(Dataset items)
☆ ☆ ☆ ☆ ☆ ☆ ☆
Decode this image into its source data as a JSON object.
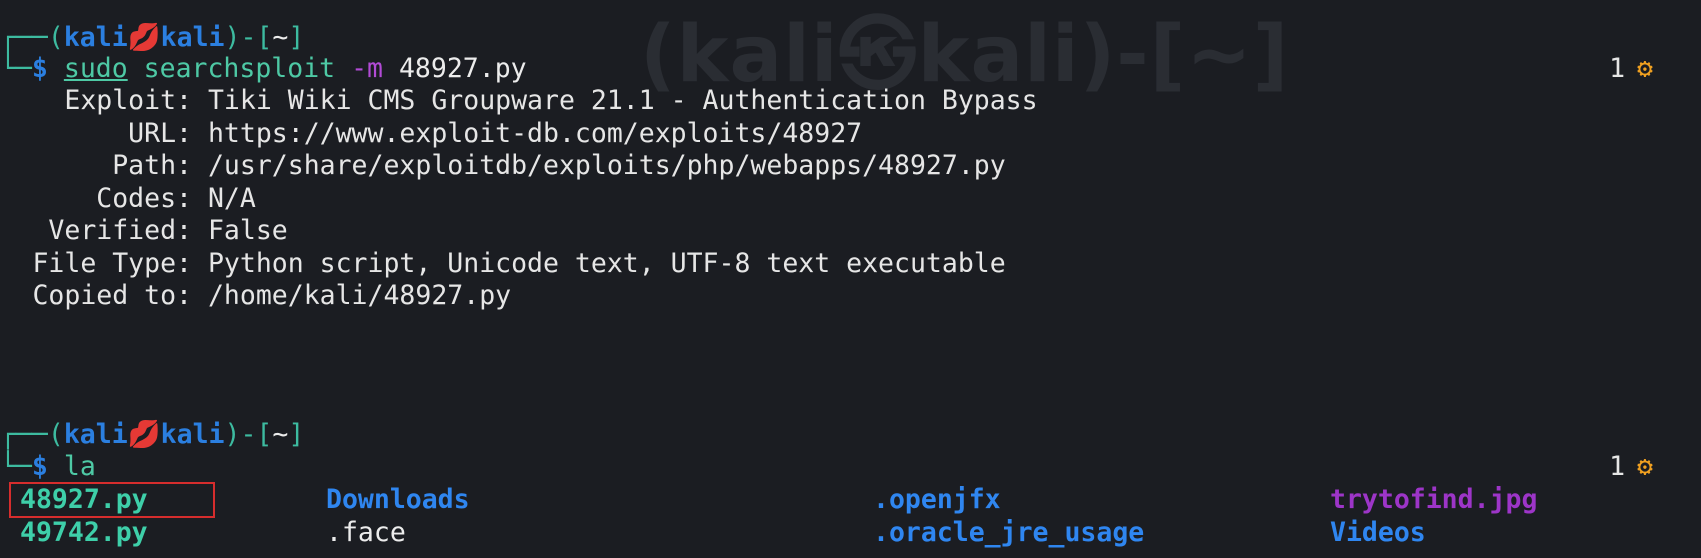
{
  "watermark": "(kali㉿kali)-[~]",
  "prompt": {
    "user": "kali",
    "host": "kali",
    "at_symbol": "💋",
    "dir": "~",
    "dollar": "$"
  },
  "commands": {
    "first": {
      "sudo": "sudo",
      "tool": "searchsploit",
      "flag": "-m",
      "arg": "48927.py"
    },
    "second": "la"
  },
  "right_prompt": {
    "jobs": "1",
    "icon": "gear-icon"
  },
  "exploit_info": [
    {
      "label": "Exploit:",
      "value": "Tiki Wiki CMS Groupware 21.1 - Authentication Bypass"
    },
    {
      "label": "URL:",
      "value": "https://www.exploit-db.com/exploits/48927"
    },
    {
      "label": "Path:",
      "value": "/usr/share/exploitdb/exploits/php/webapps/48927.py"
    },
    {
      "label": "Codes:",
      "value": "N/A"
    },
    {
      "label": "Verified:",
      "value": "False"
    },
    {
      "label": "File Type:",
      "value": "Python script, Unicode text, UTF-8 text executable"
    },
    {
      "label": "Copied to:",
      "value": "/home/kali/48927.py"
    }
  ],
  "listing": {
    "row1": [
      "48927.py",
      "Downloads",
      ".openjfx",
      "trytofind.jpg"
    ],
    "row2": [
      "49742.py",
      ".face",
      ".oracle_jre_usage",
      "Videos"
    ]
  },
  "colors": {
    "background": "#1b1d22",
    "prompt_user": "#2b7fe0",
    "prompt_bracket": "#3dbba0",
    "executable": "#3ecfa9",
    "directory": "#2f86f0",
    "image_file": "#9d35c8",
    "highlight_box": "#d62d2d",
    "gear": "#f0a020"
  }
}
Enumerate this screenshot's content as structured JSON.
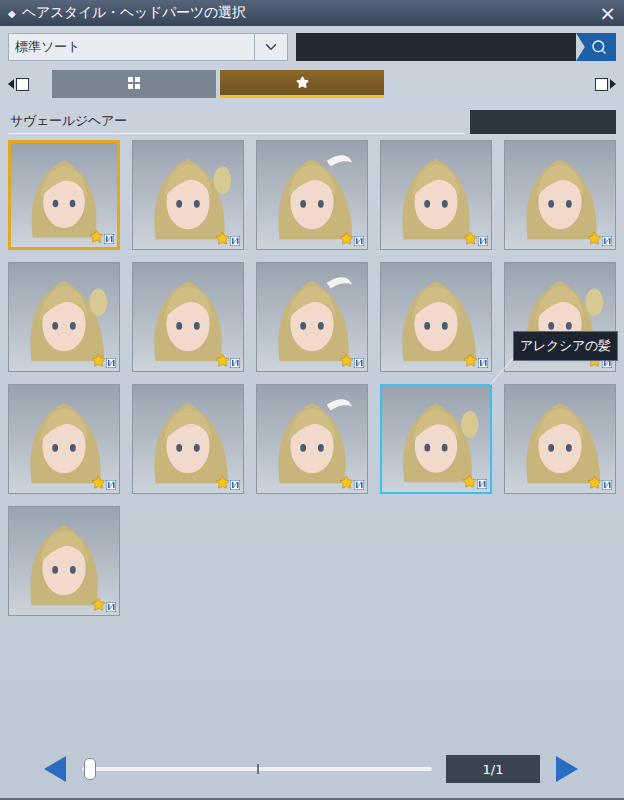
☆ ☆ ☆ ☆ ☆ ☆ ☆
*Written problem:* Every record above should be written out again without change, except that the pictures are left out.

*Output:*
Decode this image into its source data as a JSON object.
{
  "watermark": "(kali㉿kali)-[~]",
  "prompt": {
    "user": "kali",
    "host": "kali",
    "at_symbol": "💋",
    "dir": "~",
    "dollar": "$"
  },
  "commands": {
    "first": {
      "sudo": "sudo",
      "tool": "searchsploit",
      "flag": "-m",
      "arg": "48927.py"
    },
    "second": "la"
  },
  "right_prompt": {
    "jobs": "1",
    "icon": "gear-icon"
  },
  "exploit_info": [
    {
      "label": "Exploit:",
      "value": "Tiki Wiki CMS Groupware 21.1 - Authentication Bypass"
    },
    {
      "label": "URL:",
      "value": "https://www.exploit-db.com/exploits/48927"
    },
    {
      "label": "Path:",
      "value": "/usr/share/exploitdb/exploits/php/webapps/48927.py"
    },
    {
      "label": "Codes:",
      "value": "N/A"
    },
    {
      "label": "Verified:",
      "value": "False"
    },
    {
      "label": "File Type:",
      "value": "Python script, Unicode text, UTF-8 text executable"
    },
    {
      "label": "Copied to:",
      "value": "/home/kali/48927.py"
    }
  ],
  "listing": {
    "row1": [
      "48927.py",
      "Downloads",
      ".openjfx",
      "trytofind.jpg"
    ],
    "row2": [
      "49742.py",
      ".face",
      ".oracle_jre_usage",
      "Videos"
    ]
  },
  "colors": {
    "background": "#1b1d22",
    "prompt_user": "#2b7fe0",
    "prompt_bracket": "#3dbba0",
    "executable": "#3ecfa9",
    "directory": "#2f86f0",
    "image_file": "#9d35c8",
    "highlight_box": "#d62d2d",
    "gear": "#f0a020"
  }
}
Enumerate this screenshot's content as structured JSON.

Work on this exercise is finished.